* [PROBLEM]: Retype every entry in its entirety, without alteration.

◆ ◆ ◆

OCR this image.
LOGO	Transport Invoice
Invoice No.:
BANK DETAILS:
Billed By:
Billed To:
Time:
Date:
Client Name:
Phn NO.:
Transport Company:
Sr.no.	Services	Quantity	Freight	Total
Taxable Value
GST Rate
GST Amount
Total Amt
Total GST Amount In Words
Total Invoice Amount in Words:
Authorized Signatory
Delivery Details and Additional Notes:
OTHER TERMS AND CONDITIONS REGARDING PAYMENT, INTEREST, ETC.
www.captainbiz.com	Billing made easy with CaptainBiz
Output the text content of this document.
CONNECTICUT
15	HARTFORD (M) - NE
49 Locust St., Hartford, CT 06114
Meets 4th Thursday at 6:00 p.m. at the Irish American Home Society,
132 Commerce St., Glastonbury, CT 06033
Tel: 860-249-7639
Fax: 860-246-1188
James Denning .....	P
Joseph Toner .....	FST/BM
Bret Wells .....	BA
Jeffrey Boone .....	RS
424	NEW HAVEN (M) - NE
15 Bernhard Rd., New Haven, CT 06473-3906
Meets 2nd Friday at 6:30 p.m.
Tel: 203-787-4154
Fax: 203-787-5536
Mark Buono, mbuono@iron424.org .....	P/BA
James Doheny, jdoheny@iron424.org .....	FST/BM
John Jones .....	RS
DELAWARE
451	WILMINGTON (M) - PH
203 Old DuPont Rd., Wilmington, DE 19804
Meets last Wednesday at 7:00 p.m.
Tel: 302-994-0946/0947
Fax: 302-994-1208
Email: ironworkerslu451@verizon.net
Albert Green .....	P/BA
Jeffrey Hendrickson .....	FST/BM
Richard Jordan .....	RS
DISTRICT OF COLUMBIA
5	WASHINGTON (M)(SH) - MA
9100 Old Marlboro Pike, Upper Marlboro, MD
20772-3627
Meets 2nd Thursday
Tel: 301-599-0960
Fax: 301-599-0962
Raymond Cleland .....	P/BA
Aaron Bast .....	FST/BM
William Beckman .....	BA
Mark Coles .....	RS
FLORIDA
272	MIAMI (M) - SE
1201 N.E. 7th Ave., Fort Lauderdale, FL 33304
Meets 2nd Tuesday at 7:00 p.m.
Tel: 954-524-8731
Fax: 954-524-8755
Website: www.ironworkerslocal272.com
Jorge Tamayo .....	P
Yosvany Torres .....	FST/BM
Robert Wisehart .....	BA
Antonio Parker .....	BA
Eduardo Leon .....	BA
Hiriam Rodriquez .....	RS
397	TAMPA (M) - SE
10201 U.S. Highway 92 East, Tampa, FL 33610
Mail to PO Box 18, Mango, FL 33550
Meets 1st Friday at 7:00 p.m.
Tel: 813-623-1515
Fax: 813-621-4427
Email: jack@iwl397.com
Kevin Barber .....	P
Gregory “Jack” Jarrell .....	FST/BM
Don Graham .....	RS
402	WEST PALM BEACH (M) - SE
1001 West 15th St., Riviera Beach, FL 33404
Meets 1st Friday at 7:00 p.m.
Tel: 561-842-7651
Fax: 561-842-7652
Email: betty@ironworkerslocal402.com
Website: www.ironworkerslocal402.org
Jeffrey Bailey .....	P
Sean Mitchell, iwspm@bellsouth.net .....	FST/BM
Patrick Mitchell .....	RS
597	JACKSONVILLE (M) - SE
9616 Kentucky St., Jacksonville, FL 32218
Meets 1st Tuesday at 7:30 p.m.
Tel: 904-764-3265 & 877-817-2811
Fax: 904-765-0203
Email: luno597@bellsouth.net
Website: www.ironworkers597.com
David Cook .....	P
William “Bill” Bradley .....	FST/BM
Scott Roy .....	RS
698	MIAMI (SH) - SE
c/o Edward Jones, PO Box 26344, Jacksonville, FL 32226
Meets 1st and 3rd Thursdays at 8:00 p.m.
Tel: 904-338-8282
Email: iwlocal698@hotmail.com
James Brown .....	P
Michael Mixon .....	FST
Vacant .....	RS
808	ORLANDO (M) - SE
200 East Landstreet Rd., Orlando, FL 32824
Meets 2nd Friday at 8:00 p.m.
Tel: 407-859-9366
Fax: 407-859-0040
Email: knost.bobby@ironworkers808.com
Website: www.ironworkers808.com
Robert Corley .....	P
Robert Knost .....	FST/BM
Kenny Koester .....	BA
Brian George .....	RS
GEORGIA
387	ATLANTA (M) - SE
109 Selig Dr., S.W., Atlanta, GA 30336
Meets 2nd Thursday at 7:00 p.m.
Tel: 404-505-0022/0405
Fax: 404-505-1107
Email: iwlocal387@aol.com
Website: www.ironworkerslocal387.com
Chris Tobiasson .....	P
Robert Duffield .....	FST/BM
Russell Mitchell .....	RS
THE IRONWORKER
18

◆ ◆ ◆

* [SOLUTION]:
OCR this image.
LOGO	Transport Invoice
Invoice No.:
BANK DETAILS:
Billed By:
Billed To:
Time:
Date:
Client Name:
Phn NO.:
Transport Company:
Sr.no.	Services	Quantity	Freight	Total
Taxable Value
GST Rate
GST Amount
Total Amt
Total GST Amount In Words
Total Invoice Amount in Words:
Authorized Signatory
Delivery Details and Additional Notes:
OTHER TERMS AND CONDITIONS REGARDING PAYMENT, INTEREST, ETC.
www.captainbiz.com	Billing made easy with CaptainBiz
Output the text content of this document.
CONNECTICUT
15	HARTFORD (M) - NE
49 Locust St., Hartford, CT 06114
Meets 4th Thursday at 6:00 p.m. at the Irish American Home Society,
132 Commerce St., Glastonbury, CT 06033
Tel: 860-249-7639
Fax: 860-246-1188
James Denning .....	P
Joseph Toner .....	FST/BM
Bret Wells .....	BA
Jeffrey Boone .....	RS
424	NEW HAVEN (M) - NE
15 Bernhard Rd., New Haven, CT 06473-3906
Meets 2nd Friday at 6:30 p.m.
Tel: 203-787-4154
Fax: 203-787-5536
Mark Buono, mbuono@iron424.org .....	P/BA
James Doheny, jdoheny@iron424.org .....	FST/BM
John Jones .....	RS
DELAWARE
451	WILMINGTON (M) - PH
203 Old DuPont Rd., Wilmington, DE 19804
Meets last Wednesday at 7:00 p.m.
Tel: 302-994-0946/0947
Fax: 302-994-1208
Email: ironworkerslu451@verizon.net
Albert Green .....	P/BA
Jeffrey Hendrickson .....	FST/BM
Richard Jordan .....	RS
DISTRICT OF COLUMBIA
5	WASHINGTON (M)(SH) - MA
9100 Old Marlboro Pike, Upper Marlboro, MD
20772-3627
Meets 2nd Thursday
Tel: 301-599-0960
Fax: 301-599-0962
Raymond Cleland .....	P/BA
Aaron Bast .....	FST/BM
William Beckman .....	BA
Mark Coles .....	RS
FLORIDA
272	MIAMI (M) - SE
1201 N.E. 7th Ave., Fort Lauderdale, FL 33304
Meets 2nd Tuesday at 7:00 p.m.
Tel: 954-524-8731
Fax: 954-524-8755
Website: www.ironworkerslocal272.com
Jorge Tamayo .....	P
Yosvany Torres .....	FST/BM
Robert Wisehart .....	BA
Antonio Parker .....	BA
Eduardo Leon .....	BA
Hiriam Rodriquez .....	RS
397	TAMPA (M) - SE
10201 U.S. Highway 92 East, Tampa, FL 33610
Mail to PO Box 18, Mango, FL 33550
Meets 1st Friday at 7:00 p.m.
Tel: 813-623-1515
Fax: 813-621-4427
Email: jack@iwl397.com
Kevin Barber .....	P
Gregory “Jack” Jarrell .....	FST/BM
Don Graham .....	RS
402	WEST PALM BEACH (M) - SE
1001 West 15th St., Riviera Beach, FL 33404
Meets 1st Friday at 7:00 p.m.
Tel: 561-842-7651
Fax: 561-842-7652
Email: betty@ironworkerslocal402.com
Website: www.ironworkerslocal402.org
Jeffrey Bailey .....	P
Sean Mitchell, iwspm@bellsouth.net .....	FST/BM
Patrick Mitchell .....	RS
597	JACKSONVILLE (M) - SE
9616 Kentucky St., Jacksonville, FL 32218
Meets 1st Tuesday at 7:30 p.m.
Tel: 904-764-3265 & 877-817-2811
Fax: 904-765-0203
Email: luno597@bellsouth.net
Website: www.ironworkers597.com
David Cook .....	P
William “Bill” Bradley .....	FST/BM
Scott Roy .....	RS
698	MIAMI (SH) - SE
c/o Edward Jones, PO Box 26344, Jacksonville, FL 32226
Meets 1st and 3rd Thursdays at 8:00 p.m.
Tel: 904-338-8282
Email: iwlocal698@hotmail.com
James Brown .....	P
Michael Mixon .....	FST
Vacant .....	RS
808	ORLANDO (M) - SE
200 East Landstreet Rd., Orlando, FL 32824
Meets 2nd Friday at 8:00 p.m.
Tel: 407-859-9366
Fax: 407-859-0040
Email: knost.bobby@ironworkers808.com
Website: www.ironworkers808.com
Robert Corley .....	P
Robert Knost .....	FST/BM
Kenny Koester .....	BA
Brian George .....	RS
GEORGIA
387	ATLANTA (M) - SE
109 Selig Dr., S.W., Atlanta, GA 30336
Meets 2nd Thursday at 7:00 p.m.
Tel: 404-505-0022/0405
Fax: 404-505-1107
Email: iwlocal387@aol.com
Website: www.ironworkerslocal387.com
Chris Tobiasson .....	P
Robert Duffield .....	FST/BM
Russell Mitchell .....	RS
THE IRONWORKER
18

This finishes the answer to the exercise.